>> start Extracted material

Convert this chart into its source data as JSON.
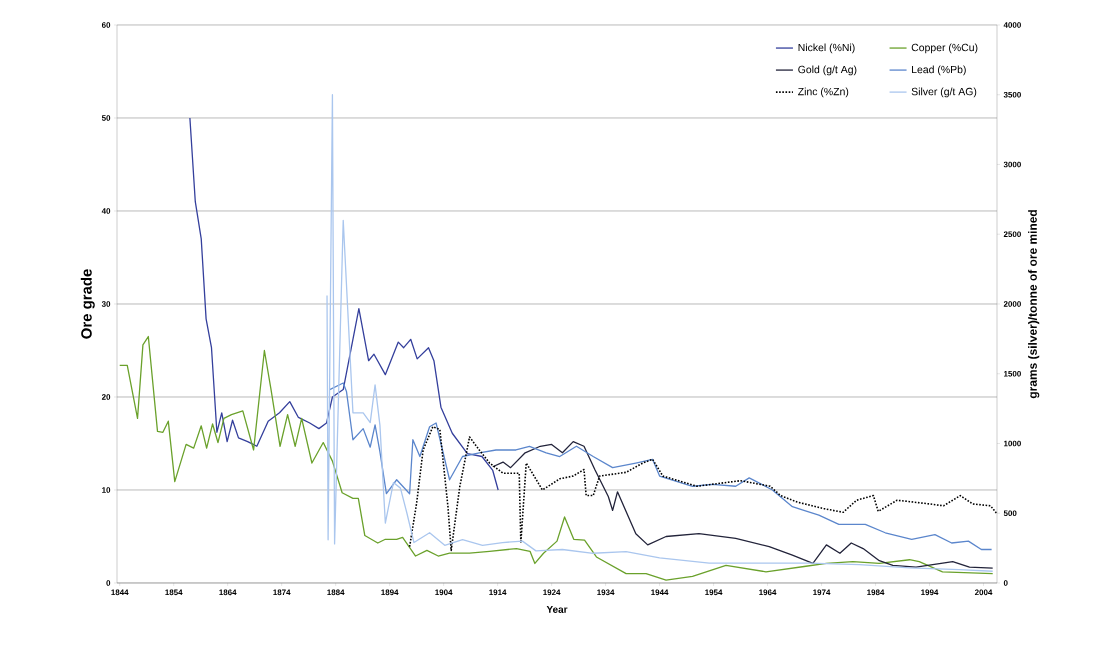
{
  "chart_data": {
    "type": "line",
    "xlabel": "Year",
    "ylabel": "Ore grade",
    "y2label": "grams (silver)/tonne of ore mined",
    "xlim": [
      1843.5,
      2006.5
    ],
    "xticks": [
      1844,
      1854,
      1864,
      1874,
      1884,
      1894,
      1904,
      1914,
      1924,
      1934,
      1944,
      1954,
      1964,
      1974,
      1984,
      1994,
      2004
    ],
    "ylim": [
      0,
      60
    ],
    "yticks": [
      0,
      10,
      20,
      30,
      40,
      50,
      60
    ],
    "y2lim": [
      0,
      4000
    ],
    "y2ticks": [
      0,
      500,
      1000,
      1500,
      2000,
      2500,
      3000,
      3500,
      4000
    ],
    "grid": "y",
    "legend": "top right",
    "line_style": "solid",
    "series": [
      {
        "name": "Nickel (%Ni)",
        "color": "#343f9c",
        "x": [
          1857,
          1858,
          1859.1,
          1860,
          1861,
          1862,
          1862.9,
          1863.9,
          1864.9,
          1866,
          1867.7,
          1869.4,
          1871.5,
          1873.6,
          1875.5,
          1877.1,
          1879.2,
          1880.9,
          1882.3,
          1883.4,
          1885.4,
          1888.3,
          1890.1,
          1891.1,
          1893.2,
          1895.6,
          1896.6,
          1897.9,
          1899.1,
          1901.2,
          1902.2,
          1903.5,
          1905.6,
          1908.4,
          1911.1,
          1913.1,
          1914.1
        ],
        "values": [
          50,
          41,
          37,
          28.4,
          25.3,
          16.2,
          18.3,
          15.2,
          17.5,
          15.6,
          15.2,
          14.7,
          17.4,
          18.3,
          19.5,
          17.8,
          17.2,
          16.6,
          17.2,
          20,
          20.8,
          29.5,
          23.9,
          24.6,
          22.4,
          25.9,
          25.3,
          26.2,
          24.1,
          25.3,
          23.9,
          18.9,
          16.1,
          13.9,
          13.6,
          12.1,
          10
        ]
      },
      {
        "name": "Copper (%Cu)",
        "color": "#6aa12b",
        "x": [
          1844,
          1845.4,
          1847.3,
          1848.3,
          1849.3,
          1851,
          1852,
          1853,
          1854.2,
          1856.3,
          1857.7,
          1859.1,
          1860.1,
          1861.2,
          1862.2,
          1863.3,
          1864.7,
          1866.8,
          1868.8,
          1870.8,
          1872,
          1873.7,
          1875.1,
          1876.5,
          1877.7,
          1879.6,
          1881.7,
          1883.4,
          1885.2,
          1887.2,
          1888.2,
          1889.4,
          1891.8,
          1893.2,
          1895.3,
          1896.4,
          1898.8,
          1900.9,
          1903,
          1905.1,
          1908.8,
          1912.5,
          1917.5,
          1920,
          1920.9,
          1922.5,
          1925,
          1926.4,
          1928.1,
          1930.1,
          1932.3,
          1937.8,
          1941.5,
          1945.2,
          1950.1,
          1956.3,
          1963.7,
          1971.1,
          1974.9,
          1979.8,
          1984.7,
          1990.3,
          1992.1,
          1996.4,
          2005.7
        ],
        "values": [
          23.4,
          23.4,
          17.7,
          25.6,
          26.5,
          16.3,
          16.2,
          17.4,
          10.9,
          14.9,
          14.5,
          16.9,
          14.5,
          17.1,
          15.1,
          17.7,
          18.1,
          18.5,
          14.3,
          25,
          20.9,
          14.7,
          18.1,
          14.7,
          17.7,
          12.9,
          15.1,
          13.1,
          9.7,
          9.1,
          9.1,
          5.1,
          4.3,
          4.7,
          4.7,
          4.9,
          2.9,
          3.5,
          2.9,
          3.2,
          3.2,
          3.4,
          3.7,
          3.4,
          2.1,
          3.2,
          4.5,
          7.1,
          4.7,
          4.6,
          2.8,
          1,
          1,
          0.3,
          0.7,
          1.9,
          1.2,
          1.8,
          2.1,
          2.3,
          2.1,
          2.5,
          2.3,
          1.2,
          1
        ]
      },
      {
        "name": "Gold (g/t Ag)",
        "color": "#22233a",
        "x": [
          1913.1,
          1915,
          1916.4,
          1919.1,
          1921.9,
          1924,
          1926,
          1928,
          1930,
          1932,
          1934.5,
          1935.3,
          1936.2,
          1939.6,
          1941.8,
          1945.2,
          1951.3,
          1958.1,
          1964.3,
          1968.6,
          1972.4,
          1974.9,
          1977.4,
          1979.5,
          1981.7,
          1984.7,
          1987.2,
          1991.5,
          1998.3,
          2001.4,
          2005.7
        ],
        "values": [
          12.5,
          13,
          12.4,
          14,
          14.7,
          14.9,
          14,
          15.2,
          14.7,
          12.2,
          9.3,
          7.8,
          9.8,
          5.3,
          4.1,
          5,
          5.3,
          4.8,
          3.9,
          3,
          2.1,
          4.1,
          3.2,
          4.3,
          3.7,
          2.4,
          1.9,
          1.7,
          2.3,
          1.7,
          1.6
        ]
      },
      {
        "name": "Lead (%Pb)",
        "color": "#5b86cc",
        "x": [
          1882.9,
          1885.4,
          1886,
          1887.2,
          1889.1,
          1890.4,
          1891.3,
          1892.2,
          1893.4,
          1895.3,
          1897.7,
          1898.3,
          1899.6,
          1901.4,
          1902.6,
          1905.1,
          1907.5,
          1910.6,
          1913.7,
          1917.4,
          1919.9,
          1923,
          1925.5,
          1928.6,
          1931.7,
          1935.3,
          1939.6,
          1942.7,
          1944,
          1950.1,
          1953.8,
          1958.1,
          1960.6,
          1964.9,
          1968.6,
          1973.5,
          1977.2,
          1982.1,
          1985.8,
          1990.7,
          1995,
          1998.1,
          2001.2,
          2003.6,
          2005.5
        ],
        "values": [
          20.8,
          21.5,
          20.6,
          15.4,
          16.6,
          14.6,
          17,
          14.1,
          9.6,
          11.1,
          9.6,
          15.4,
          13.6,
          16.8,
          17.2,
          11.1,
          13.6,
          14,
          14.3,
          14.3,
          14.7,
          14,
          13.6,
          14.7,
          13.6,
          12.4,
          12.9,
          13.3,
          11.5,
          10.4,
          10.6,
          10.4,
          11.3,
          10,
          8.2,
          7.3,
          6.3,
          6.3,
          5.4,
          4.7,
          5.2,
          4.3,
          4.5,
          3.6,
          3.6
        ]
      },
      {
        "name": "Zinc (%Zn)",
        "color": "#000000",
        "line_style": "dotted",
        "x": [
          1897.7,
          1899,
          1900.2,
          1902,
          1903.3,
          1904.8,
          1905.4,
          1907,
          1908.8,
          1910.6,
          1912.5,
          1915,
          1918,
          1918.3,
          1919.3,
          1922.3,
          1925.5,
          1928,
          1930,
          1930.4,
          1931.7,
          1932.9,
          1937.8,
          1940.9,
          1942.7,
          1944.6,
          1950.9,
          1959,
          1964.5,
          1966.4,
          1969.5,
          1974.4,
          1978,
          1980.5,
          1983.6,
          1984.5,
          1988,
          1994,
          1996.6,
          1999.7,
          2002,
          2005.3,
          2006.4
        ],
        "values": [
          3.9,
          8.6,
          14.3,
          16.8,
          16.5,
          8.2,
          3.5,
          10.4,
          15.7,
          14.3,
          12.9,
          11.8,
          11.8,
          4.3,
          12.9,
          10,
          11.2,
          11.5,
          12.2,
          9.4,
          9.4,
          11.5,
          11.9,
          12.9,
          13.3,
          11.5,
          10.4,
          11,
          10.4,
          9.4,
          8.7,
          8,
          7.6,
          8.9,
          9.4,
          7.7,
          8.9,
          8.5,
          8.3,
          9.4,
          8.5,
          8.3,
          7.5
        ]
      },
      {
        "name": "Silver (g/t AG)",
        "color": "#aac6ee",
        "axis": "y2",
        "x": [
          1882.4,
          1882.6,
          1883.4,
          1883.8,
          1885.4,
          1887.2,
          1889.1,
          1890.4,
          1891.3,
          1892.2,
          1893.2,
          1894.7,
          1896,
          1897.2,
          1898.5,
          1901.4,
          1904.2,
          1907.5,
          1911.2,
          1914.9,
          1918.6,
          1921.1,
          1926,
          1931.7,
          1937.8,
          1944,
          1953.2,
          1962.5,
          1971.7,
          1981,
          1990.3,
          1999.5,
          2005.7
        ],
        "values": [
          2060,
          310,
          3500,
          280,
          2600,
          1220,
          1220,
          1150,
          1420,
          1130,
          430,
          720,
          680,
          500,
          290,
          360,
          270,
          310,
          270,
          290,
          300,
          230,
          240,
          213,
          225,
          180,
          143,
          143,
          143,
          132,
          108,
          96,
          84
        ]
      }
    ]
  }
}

>> end Extracted material
>> start Extracted material

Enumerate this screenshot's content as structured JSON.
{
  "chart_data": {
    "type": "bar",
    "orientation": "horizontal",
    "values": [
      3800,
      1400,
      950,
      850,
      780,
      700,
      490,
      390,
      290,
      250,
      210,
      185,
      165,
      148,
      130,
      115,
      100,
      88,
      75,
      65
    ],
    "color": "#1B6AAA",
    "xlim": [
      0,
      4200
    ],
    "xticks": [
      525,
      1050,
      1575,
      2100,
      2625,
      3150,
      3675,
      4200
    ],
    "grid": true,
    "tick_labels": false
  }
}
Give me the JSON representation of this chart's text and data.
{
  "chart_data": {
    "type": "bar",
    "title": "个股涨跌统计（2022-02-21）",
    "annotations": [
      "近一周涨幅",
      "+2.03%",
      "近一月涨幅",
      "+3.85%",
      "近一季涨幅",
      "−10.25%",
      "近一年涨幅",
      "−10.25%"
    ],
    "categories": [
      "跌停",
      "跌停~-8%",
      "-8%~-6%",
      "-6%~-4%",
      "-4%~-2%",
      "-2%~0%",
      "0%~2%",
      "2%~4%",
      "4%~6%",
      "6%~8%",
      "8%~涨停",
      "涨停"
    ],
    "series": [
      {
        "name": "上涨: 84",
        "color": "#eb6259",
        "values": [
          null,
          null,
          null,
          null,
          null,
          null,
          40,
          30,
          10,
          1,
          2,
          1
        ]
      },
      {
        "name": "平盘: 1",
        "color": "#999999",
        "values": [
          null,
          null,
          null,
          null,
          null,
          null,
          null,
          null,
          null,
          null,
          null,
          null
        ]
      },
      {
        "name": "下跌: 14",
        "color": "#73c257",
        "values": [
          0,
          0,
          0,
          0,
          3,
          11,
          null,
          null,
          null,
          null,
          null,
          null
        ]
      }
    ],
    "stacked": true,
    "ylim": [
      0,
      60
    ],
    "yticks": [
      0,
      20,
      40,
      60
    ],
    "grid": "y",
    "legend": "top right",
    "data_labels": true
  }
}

>> end Extracted material

▶ [Given task]
Which lines hold the string "JSON"? List them all.

▶ [Written response]
Convert this chart into its source data as JSON.
Enumerate this screenshot's content as structured JSON.
Give me the JSON representation of this chart's text and data.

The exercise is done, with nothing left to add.